TASK BRIEF:
From the line containing "Read all visible content and emit it as JSON." to the end of the listing, write out every line exactly; leave out everything else.

DATA:
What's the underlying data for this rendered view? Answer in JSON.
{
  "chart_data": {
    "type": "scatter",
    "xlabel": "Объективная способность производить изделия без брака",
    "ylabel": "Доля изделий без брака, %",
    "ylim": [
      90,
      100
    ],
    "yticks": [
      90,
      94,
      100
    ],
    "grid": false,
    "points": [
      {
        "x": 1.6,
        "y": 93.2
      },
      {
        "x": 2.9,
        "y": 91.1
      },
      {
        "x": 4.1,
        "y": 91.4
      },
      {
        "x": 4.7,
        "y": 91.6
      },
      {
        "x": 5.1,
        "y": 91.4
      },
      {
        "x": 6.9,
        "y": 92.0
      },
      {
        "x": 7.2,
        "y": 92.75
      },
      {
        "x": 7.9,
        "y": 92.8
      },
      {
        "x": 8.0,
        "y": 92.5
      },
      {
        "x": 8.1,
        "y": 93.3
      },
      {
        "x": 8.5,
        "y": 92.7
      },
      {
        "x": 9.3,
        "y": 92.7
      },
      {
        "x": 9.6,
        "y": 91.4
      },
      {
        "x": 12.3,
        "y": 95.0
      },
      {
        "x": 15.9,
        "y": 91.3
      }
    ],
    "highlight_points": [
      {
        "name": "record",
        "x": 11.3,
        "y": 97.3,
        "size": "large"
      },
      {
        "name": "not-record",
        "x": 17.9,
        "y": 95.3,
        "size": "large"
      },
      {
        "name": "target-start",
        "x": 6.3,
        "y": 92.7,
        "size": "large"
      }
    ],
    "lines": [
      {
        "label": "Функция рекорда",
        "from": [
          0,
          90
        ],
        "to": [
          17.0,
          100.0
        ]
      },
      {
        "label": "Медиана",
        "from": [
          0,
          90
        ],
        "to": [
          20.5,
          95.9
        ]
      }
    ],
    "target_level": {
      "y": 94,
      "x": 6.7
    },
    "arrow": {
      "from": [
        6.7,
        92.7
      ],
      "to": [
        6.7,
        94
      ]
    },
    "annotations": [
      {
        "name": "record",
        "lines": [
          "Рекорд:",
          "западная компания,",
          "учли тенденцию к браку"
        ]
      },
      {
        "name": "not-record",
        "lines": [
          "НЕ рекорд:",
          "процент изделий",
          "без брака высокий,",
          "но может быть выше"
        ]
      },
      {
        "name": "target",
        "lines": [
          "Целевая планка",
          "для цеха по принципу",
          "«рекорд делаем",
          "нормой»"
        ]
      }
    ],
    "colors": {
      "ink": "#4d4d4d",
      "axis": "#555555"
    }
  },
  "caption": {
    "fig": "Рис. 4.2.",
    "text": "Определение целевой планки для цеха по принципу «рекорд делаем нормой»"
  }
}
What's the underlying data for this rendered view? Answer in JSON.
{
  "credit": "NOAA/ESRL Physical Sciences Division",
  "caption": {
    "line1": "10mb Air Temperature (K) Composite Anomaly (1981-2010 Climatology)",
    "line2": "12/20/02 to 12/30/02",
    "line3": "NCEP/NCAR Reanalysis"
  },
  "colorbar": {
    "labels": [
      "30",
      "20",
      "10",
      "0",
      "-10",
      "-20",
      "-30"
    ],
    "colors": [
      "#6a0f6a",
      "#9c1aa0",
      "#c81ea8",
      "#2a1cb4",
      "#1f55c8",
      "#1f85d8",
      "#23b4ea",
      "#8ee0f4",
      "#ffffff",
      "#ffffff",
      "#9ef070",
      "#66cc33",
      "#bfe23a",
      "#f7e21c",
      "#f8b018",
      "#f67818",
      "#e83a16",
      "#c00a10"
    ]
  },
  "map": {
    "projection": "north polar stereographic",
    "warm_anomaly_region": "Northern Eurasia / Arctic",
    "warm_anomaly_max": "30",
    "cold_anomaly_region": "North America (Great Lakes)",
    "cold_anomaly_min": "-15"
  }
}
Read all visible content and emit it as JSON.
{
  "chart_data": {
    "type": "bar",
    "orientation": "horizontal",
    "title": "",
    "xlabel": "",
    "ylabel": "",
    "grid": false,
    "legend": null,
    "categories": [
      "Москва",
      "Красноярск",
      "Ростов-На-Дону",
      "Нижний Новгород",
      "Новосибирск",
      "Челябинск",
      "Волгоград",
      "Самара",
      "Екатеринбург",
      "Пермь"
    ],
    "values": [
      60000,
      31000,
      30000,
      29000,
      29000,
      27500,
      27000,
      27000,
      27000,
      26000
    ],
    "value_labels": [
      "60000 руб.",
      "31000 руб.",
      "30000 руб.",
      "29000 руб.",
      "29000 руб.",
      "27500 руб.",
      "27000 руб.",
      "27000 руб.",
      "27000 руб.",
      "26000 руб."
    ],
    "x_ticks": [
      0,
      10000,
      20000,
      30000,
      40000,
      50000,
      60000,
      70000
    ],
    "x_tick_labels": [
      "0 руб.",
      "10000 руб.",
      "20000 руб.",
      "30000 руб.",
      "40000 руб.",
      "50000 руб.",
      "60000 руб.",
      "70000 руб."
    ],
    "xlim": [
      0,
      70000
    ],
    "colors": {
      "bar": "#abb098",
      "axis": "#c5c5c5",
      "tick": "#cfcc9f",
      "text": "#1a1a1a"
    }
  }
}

RESULT:
Read all visible content and emit it as JSON.
{
  "chart_data": {
    "type": "bar",
    "orientation": "horizontal",
    "title": "",
    "xlabel": "",
    "ylabel": "",
    "grid": false,
    "legend": null,
    "categories": [
      "Москва",
      "Красноярск",
      "Ростов-На-Дону",
      "Нижний Новгород",
      "Новосибирск",
      "Челябинск",
      "Волгоград",
      "Самара",
      "Екатеринбург",
      "Пермь"
    ],
    "values": [
      60000,
      31000,
      30000,
      29000,
      29000,
      27500,
      27000,
      27000,
      27000,
      26000
    ],
    "value_labels": [
      "60000 руб.",
      "31000 руб.",
      "30000 руб.",
      "29000 руб.",
      "29000 руб.",
      "27500 руб.",
      "27000 руб.",
      "27000 руб.",
      "27000 руб.",
      "26000 руб."
    ],
    "x_ticks": [
      0,
      10000,
      20000,
      30000,
      40000,
      50000,
      60000,
      70000
    ],
    "x_tick_labels": [
      "0 руб.",
      "10000 руб.",
      "20000 руб.",
      "30000 руб.",
      "40000 руб.",
      "50000 руб.",
      "60000 руб.",
      "70000 руб."
    ],
    "xlim": [
      0,
      70000
    ],
    "colors": {
      "bar": "#abb098",
      "axis": "#c5c5c5",
      "tick": "#cfcc9f",
      "text": "#1a1a1a"
    }
  }
}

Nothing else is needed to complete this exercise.